▸ Dataset extract:

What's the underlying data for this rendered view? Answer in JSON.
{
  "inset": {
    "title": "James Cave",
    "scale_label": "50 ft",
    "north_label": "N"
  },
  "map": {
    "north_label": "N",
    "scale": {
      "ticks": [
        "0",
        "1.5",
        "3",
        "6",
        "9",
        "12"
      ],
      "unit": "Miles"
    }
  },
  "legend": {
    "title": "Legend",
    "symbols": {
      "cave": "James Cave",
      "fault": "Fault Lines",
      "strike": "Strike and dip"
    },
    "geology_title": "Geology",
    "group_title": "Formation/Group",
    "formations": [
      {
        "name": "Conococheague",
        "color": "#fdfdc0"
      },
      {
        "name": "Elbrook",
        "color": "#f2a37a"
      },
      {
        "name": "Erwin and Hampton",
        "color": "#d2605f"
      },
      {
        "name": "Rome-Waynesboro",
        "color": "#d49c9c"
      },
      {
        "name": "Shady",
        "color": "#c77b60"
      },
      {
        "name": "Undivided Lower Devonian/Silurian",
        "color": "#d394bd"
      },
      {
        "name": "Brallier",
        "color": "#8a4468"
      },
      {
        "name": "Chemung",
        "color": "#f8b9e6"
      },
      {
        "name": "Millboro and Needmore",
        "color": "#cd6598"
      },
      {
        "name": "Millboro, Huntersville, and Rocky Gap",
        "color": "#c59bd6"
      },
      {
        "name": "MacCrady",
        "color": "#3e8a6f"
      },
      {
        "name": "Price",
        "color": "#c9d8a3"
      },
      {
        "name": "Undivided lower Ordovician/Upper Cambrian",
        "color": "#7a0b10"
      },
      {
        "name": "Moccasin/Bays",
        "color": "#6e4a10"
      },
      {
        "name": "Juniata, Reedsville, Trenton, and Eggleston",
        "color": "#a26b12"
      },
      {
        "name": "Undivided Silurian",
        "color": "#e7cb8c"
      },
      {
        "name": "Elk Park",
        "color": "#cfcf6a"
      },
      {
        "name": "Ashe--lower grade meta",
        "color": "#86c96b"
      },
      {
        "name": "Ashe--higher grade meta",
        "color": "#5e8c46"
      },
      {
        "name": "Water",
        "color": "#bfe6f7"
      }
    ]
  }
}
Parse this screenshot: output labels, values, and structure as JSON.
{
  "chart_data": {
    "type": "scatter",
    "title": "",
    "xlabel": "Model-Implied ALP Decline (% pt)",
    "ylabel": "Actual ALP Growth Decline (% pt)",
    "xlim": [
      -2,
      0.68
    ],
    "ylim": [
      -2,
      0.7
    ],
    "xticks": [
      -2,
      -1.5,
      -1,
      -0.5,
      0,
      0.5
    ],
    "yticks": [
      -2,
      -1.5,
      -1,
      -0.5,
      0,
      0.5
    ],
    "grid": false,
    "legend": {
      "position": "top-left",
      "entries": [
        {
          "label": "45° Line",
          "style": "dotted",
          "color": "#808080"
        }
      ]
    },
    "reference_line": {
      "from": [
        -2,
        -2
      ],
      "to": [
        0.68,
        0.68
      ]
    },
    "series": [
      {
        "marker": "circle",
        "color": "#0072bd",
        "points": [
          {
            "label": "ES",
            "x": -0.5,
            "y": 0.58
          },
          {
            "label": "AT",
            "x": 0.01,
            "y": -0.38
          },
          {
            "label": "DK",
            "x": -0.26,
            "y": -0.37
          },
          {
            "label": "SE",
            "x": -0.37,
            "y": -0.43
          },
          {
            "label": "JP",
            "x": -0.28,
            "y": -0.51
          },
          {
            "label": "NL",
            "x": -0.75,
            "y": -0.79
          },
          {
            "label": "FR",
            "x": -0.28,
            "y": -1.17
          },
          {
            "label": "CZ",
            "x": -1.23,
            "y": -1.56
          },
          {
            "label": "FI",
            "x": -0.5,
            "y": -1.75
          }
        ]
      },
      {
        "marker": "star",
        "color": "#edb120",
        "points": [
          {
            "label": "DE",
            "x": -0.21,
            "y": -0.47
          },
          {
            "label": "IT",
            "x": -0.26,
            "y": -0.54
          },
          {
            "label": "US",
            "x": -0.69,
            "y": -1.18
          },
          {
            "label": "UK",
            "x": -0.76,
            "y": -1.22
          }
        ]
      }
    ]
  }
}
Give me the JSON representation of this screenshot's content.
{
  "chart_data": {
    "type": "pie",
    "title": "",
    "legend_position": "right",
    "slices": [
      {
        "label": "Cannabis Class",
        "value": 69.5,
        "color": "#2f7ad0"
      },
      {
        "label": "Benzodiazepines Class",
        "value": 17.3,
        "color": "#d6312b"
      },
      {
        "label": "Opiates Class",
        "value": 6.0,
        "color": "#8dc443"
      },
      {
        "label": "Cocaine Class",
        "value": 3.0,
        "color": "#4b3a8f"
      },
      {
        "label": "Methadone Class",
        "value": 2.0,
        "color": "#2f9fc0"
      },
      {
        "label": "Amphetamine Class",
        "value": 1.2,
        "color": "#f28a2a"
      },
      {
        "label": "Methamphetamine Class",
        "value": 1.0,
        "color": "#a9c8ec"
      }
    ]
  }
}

▸ What the exercise asks:
Reproduce the material in full, with no word added or dropped.

▸ Response to this task:
What's the underlying data for this rendered view? Answer in JSON.
{
  "inset": {
    "title": "James Cave",
    "scale_label": "50 ft",
    "north_label": "N"
  },
  "map": {
    "north_label": "N",
    "scale": {
      "ticks": [
        "0",
        "1.5",
        "3",
        "6",
        "9",
        "12"
      ],
      "unit": "Miles"
    }
  },
  "legend": {
    "title": "Legend",
    "symbols": {
      "cave": "James Cave",
      "fault": "Fault Lines",
      "strike": "Strike and dip"
    },
    "geology_title": "Geology",
    "group_title": "Formation/Group",
    "formations": [
      {
        "name": "Conococheague",
        "color": "#fdfdc0"
      },
      {
        "name": "Elbrook",
        "color": "#f2a37a"
      },
      {
        "name": "Erwin and Hampton",
        "color": "#d2605f"
      },
      {
        "name": "Rome-Waynesboro",
        "color": "#d49c9c"
      },
      {
        "name": "Shady",
        "color": "#c77b60"
      },
      {
        "name": "Undivided Lower Devonian/Silurian",
        "color": "#d394bd"
      },
      {
        "name": "Brallier",
        "color": "#8a4468"
      },
      {
        "name": "Chemung",
        "color": "#f8b9e6"
      },
      {
        "name": "Millboro and Needmore",
        "color": "#cd6598"
      },
      {
        "name": "Millboro, Huntersville, and Rocky Gap",
        "color": "#c59bd6"
      },
      {
        "name": "MacCrady",
        "color": "#3e8a6f"
      },
      {
        "name": "Price",
        "color": "#c9d8a3"
      },
      {
        "name": "Undivided lower Ordovician/Upper Cambrian",
        "color": "#7a0b10"
      },
      {
        "name": "Moccasin/Bays",
        "color": "#6e4a10"
      },
      {
        "name": "Juniata, Reedsville, Trenton, and Eggleston",
        "color": "#a26b12"
      },
      {
        "name": "Undivided Silurian",
        "color": "#e7cb8c"
      },
      {
        "name": "Elk Park",
        "color": "#cfcf6a"
      },
      {
        "name": "Ashe--lower grade meta",
        "color": "#86c96b"
      },
      {
        "name": "Ashe--higher grade meta",
        "color": "#5e8c46"
      },
      {
        "name": "Water",
        "color": "#bfe6f7"
      }
    ]
  }
}
Parse this screenshot: output labels, values, and structure as JSON.
{
  "chart_data": {
    "type": "scatter",
    "title": "",
    "xlabel": "Model-Implied ALP Decline (% pt)",
    "ylabel": "Actual ALP Growth Decline (% pt)",
    "xlim": [
      -2,
      0.68
    ],
    "ylim": [
      -2,
      0.7
    ],
    "xticks": [
      -2,
      -1.5,
      -1,
      -0.5,
      0,
      0.5
    ],
    "yticks": [
      -2,
      -1.5,
      -1,
      -0.5,
      0,
      0.5
    ],
    "grid": false,
    "legend": {
      "position": "top-left",
      "entries": [
        {
          "label": "45° Line",
          "style": "dotted",
          "color": "#808080"
        }
      ]
    },
    "reference_line": {
      "from": [
        -2,
        -2
      ],
      "to": [
        0.68,
        0.68
      ]
    },
    "series": [
      {
        "marker": "circle",
        "color": "#0072bd",
        "points": [
          {
            "label": "ES",
            "x": -0.5,
            "y": 0.58
          },
          {
            "label": "AT",
            "x": 0.01,
            "y": -0.38
          },
          {
            "label": "DK",
            "x": -0.26,
            "y": -0.37
          },
          {
            "label": "SE",
            "x": -0.37,
            "y": -0.43
          },
          {
            "label": "JP",
            "x": -0.28,
            "y": -0.51
          },
          {
            "label": "NL",
            "x": -0.75,
            "y": -0.79
          },
          {
            "label": "FR",
            "x": -0.28,
            "y": -1.17
          },
          {
            "label": "CZ",
            "x": -1.23,
            "y": -1.56
          },
          {
            "label": "FI",
            "x": -0.5,
            "y": -1.75
          }
        ]
      },
      {
        "marker": "star",
        "color": "#edb120",
        "points": [
          {
            "label": "DE",
            "x": -0.21,
            "y": -0.47
          },
          {
            "label": "IT",
            "x": -0.26,
            "y": -0.54
          },
          {
            "label": "US",
            "x": -0.69,
            "y": -1.18
          },
          {
            "label": "UK",
            "x": -0.76,
            "y": -1.22
          }
        ]
      }
    ]
  }
}
Give me the JSON representation of this screenshot's content.
{
  "chart_data": {
    "type": "pie",
    "title": "",
    "legend_position": "right",
    "slices": [
      {
        "label": "Cannabis Class",
        "value": 69.5,
        "color": "#2f7ad0"
      },
      {
        "label": "Benzodiazepines Class",
        "value": 17.3,
        "color": "#d6312b"
      },
      {
        "label": "Opiates Class",
        "value": 6.0,
        "color": "#8dc443"
      },
      {
        "label": "Cocaine Class",
        "value": 3.0,
        "color": "#4b3a8f"
      },
      {
        "label": "Methadone Class",
        "value": 2.0,
        "color": "#2f9fc0"
      },
      {
        "label": "Amphetamine Class",
        "value": 1.2,
        "color": "#f28a2a"
      },
      {
        "label": "Methamphetamine Class",
        "value": 1.0,
        "color": "#a9c8ec"
      }
    ]
  }
}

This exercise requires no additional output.